- **Extracted records**:
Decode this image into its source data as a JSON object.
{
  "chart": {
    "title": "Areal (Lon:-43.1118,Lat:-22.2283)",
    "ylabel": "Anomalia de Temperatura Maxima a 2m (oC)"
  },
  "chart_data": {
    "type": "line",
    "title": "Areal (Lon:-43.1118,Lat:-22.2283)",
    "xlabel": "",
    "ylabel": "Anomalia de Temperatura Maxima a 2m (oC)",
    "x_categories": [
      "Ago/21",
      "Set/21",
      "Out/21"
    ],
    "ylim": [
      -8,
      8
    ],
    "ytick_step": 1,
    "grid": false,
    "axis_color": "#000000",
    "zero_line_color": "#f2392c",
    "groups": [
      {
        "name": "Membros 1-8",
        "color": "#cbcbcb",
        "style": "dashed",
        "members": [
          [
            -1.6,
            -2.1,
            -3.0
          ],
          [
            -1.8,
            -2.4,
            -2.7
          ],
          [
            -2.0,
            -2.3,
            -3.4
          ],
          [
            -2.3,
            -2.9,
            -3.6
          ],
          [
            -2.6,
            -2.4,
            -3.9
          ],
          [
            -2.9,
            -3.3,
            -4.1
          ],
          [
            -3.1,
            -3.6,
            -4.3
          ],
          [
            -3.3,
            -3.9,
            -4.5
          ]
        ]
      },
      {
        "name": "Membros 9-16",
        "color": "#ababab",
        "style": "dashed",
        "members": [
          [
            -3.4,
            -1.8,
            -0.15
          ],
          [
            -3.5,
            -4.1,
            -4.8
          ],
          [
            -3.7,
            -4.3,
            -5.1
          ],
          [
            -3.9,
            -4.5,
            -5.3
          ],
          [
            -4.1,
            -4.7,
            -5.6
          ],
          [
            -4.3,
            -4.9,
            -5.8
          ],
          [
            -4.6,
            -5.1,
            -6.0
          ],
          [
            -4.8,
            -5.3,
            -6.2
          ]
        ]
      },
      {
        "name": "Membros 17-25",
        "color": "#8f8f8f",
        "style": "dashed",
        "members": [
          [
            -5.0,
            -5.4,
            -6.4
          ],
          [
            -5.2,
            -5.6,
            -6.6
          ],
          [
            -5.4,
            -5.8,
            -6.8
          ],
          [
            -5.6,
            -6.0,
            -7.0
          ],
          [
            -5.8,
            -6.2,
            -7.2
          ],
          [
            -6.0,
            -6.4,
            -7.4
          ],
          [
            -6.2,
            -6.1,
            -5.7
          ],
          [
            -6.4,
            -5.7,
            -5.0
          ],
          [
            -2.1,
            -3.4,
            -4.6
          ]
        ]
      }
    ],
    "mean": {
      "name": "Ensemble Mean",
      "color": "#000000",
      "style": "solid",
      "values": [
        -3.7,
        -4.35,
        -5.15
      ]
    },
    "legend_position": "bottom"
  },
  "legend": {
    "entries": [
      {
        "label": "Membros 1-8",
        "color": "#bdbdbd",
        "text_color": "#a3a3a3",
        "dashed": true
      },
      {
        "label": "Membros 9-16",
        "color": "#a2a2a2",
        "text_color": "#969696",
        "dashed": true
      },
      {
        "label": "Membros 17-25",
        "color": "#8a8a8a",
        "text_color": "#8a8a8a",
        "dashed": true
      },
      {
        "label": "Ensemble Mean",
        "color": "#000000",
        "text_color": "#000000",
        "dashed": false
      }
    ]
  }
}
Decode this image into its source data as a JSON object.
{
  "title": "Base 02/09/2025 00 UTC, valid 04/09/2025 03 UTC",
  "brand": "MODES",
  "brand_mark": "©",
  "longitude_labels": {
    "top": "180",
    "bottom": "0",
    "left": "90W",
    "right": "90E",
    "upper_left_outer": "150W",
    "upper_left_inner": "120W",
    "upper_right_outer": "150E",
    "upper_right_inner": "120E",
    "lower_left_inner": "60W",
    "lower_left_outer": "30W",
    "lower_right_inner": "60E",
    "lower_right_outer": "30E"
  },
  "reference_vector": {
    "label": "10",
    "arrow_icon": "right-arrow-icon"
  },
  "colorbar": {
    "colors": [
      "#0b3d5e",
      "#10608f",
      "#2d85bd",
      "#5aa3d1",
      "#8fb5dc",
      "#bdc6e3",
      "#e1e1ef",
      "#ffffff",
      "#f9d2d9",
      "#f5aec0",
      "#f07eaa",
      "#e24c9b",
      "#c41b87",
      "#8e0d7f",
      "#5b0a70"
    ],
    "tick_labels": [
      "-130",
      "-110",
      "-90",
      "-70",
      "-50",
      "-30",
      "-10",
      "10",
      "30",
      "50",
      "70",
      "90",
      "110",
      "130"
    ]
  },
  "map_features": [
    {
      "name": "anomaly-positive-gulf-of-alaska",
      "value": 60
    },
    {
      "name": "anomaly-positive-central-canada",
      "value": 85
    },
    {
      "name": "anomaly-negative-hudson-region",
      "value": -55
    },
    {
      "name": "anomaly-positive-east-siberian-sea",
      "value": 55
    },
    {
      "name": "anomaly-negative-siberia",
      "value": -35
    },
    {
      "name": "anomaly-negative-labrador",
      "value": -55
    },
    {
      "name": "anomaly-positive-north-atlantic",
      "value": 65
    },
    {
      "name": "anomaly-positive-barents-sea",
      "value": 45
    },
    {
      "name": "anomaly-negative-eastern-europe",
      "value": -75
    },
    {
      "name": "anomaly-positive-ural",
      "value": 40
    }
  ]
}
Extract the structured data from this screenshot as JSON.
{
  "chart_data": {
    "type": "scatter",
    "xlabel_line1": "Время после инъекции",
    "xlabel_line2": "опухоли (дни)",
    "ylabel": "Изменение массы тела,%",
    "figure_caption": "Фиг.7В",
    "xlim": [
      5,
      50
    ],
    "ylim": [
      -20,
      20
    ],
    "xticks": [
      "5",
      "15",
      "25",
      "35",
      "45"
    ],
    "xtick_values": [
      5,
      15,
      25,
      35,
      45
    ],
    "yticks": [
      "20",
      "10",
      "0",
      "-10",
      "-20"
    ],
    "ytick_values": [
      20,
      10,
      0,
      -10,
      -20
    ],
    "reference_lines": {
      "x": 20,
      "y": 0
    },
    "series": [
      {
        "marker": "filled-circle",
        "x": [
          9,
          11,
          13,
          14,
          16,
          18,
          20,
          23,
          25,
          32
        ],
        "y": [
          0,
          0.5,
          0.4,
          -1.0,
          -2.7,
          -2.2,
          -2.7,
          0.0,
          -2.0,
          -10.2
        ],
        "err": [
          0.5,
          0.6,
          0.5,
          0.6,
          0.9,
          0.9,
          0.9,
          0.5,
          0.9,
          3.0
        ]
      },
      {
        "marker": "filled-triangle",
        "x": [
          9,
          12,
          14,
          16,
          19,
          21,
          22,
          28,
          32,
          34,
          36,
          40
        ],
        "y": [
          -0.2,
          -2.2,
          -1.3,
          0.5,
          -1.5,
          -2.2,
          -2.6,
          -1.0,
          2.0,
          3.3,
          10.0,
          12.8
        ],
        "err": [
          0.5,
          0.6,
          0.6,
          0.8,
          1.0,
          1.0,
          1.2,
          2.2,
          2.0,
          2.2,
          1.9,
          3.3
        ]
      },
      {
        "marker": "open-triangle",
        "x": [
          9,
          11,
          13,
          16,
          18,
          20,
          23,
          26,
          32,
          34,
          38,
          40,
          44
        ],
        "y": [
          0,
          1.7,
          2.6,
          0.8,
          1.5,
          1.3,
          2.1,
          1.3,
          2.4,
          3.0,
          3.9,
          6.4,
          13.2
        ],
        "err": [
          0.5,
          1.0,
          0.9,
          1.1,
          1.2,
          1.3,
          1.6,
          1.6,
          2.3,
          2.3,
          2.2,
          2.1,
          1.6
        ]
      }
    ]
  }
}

- **Objective**: Without omitting anything, output the entries exactly.

- **Result of this exercise**:
Decode this image into its source data as a JSON object.
{
  "chart": {
    "title": "Areal (Lon:-43.1118,Lat:-22.2283)",
    "ylabel": "Anomalia de Temperatura Maxima a 2m (oC)"
  },
  "chart_data": {
    "type": "line",
    "title": "Areal (Lon:-43.1118,Lat:-22.2283)",
    "xlabel": "",
    "ylabel": "Anomalia de Temperatura Maxima a 2m (oC)",
    "x_categories": [
      "Ago/21",
      "Set/21",
      "Out/21"
    ],
    "ylim": [
      -8,
      8
    ],
    "ytick_step": 1,
    "grid": false,
    "axis_color": "#000000",
    "zero_line_color": "#f2392c",
    "groups": [
      {
        "name": "Membros 1-8",
        "color": "#cbcbcb",
        "style": "dashed",
        "members": [
          [
            -1.6,
            -2.1,
            -3.0
          ],
          [
            -1.8,
            -2.4,
            -2.7
          ],
          [
            -2.0,
            -2.3,
            -3.4
          ],
          [
            -2.3,
            -2.9,
            -3.6
          ],
          [
            -2.6,
            -2.4,
            -3.9
          ],
          [
            -2.9,
            -3.3,
            -4.1
          ],
          [
            -3.1,
            -3.6,
            -4.3
          ],
          [
            -3.3,
            -3.9,
            -4.5
          ]
        ]
      },
      {
        "name": "Membros 9-16",
        "color": "#ababab",
        "style": "dashed",
        "members": [
          [
            -3.4,
            -1.8,
            -0.15
          ],
          [
            -3.5,
            -4.1,
            -4.8
          ],
          [
            -3.7,
            -4.3,
            -5.1
          ],
          [
            -3.9,
            -4.5,
            -5.3
          ],
          [
            -4.1,
            -4.7,
            -5.6
          ],
          [
            -4.3,
            -4.9,
            -5.8
          ],
          [
            -4.6,
            -5.1,
            -6.0
          ],
          [
            -4.8,
            -5.3,
            -6.2
          ]
        ]
      },
      {
        "name": "Membros 17-25",
        "color": "#8f8f8f",
        "style": "dashed",
        "members": [
          [
            -5.0,
            -5.4,
            -6.4
          ],
          [
            -5.2,
            -5.6,
            -6.6
          ],
          [
            -5.4,
            -5.8,
            -6.8
          ],
          [
            -5.6,
            -6.0,
            -7.0
          ],
          [
            -5.8,
            -6.2,
            -7.2
          ],
          [
            -6.0,
            -6.4,
            -7.4
          ],
          [
            -6.2,
            -6.1,
            -5.7
          ],
          [
            -6.4,
            -5.7,
            -5.0
          ],
          [
            -2.1,
            -3.4,
            -4.6
          ]
        ]
      }
    ],
    "mean": {
      "name": "Ensemble Mean",
      "color": "#000000",
      "style": "solid",
      "values": [
        -3.7,
        -4.35,
        -5.15
      ]
    },
    "legend_position": "bottom"
  },
  "legend": {
    "entries": [
      {
        "label": "Membros 1-8",
        "color": "#bdbdbd",
        "text_color": "#a3a3a3",
        "dashed": true
      },
      {
        "label": "Membros 9-16",
        "color": "#a2a2a2",
        "text_color": "#969696",
        "dashed": true
      },
      {
        "label": "Membros 17-25",
        "color": "#8a8a8a",
        "text_color": "#8a8a8a",
        "dashed": true
      },
      {
        "label": "Ensemble Mean",
        "color": "#000000",
        "text_color": "#000000",
        "dashed": false
      }
    ]
  }
}
Decode this image into its source data as a JSON object.
{
  "title": "Base 02/09/2025 00 UTC, valid 04/09/2025 03 UTC",
  "brand": "MODES",
  "brand_mark": "©",
  "longitude_labels": {
    "top": "180",
    "bottom": "0",
    "left": "90W",
    "right": "90E",
    "upper_left_outer": "150W",
    "upper_left_inner": "120W",
    "upper_right_outer": "150E",
    "upper_right_inner": "120E",
    "lower_left_inner": "60W",
    "lower_left_outer": "30W",
    "lower_right_inner": "60E",
    "lower_right_outer": "30E"
  },
  "reference_vector": {
    "label": "10",
    "arrow_icon": "right-arrow-icon"
  },
  "colorbar": {
    "colors": [
      "#0b3d5e",
      "#10608f",
      "#2d85bd",
      "#5aa3d1",
      "#8fb5dc",
      "#bdc6e3",
      "#e1e1ef",
      "#ffffff",
      "#f9d2d9",
      "#f5aec0",
      "#f07eaa",
      "#e24c9b",
      "#c41b87",
      "#8e0d7f",
      "#5b0a70"
    ],
    "tick_labels": [
      "-130",
      "-110",
      "-90",
      "-70",
      "-50",
      "-30",
      "-10",
      "10",
      "30",
      "50",
      "70",
      "90",
      "110",
      "130"
    ]
  },
  "map_features": [
    {
      "name": "anomaly-positive-gulf-of-alaska",
      "value": 60
    },
    {
      "name": "anomaly-positive-central-canada",
      "value": 85
    },
    {
      "name": "anomaly-negative-hudson-region",
      "value": -55
    },
    {
      "name": "anomaly-positive-east-siberian-sea",
      "value": 55
    },
    {
      "name": "anomaly-negative-siberia",
      "value": -35
    },
    {
      "name": "anomaly-negative-labrador",
      "value": -55
    },
    {
      "name": "anomaly-positive-north-atlantic",
      "value": 65
    },
    {
      "name": "anomaly-positive-barents-sea",
      "value": 45
    },
    {
      "name": "anomaly-negative-eastern-europe",
      "value": -75
    },
    {
      "name": "anomaly-positive-ural",
      "value": 40
    }
  ]
}
Extract the structured data from this screenshot as JSON.
{
  "chart_data": {
    "type": "scatter",
    "xlabel_line1": "Время после инъекции",
    "xlabel_line2": "опухоли (дни)",
    "ylabel": "Изменение массы тела,%",
    "figure_caption": "Фиг.7В",
    "xlim": [
      5,
      50
    ],
    "ylim": [
      -20,
      20
    ],
    "xticks": [
      "5",
      "15",
      "25",
      "35",
      "45"
    ],
    "xtick_values": [
      5,
      15,
      25,
      35,
      45
    ],
    "yticks": [
      "20",
      "10",
      "0",
      "-10",
      "-20"
    ],
    "ytick_values": [
      20,
      10,
      0,
      -10,
      -20
    ],
    "reference_lines": {
      "x": 20,
      "y": 0
    },
    "series": [
      {
        "marker": "filled-circle",
        "x": [
          9,
          11,
          13,
          14,
          16,
          18,
          20,
          23,
          25,
          32
        ],
        "y": [
          0,
          0.5,
          0.4,
          -1.0,
          -2.7,
          -2.2,
          -2.7,
          0.0,
          -2.0,
          -10.2
        ],
        "err": [
          0.5,
          0.6,
          0.5,
          0.6,
          0.9,
          0.9,
          0.9,
          0.5,
          0.9,
          3.0
        ]
      },
      {
        "marker": "filled-triangle",
        "x": [
          9,
          12,
          14,
          16,
          19,
          21,
          22,
          28,
          32,
          34,
          36,
          40
        ],
        "y": [
          -0.2,
          -2.2,
          -1.3,
          0.5,
          -1.5,
          -2.2,
          -2.6,
          -1.0,
          2.0,
          3.3,
          10.0,
          12.8
        ],
        "err": [
          0.5,
          0.6,
          0.6,
          0.8,
          1.0,
          1.0,
          1.2,
          2.2,
          2.0,
          2.2,
          1.9,
          3.3
        ]
      },
      {
        "marker": "open-triangle",
        "x": [
          9,
          11,
          13,
          16,
          18,
          20,
          23,
          26,
          32,
          34,
          38,
          40,
          44
        ],
        "y": [
          0,
          1.7,
          2.6,
          0.8,
          1.5,
          1.3,
          2.1,
          1.3,
          2.4,
          3.0,
          3.9,
          6.4,
          13.2
        ],
        "err": [
          0.5,
          1.0,
          0.9,
          1.1,
          1.2,
          1.3,
          1.6,
          1.6,
          2.3,
          2.3,
          2.2,
          2.1,
          1.6
        ]
      }
    ]
  }
}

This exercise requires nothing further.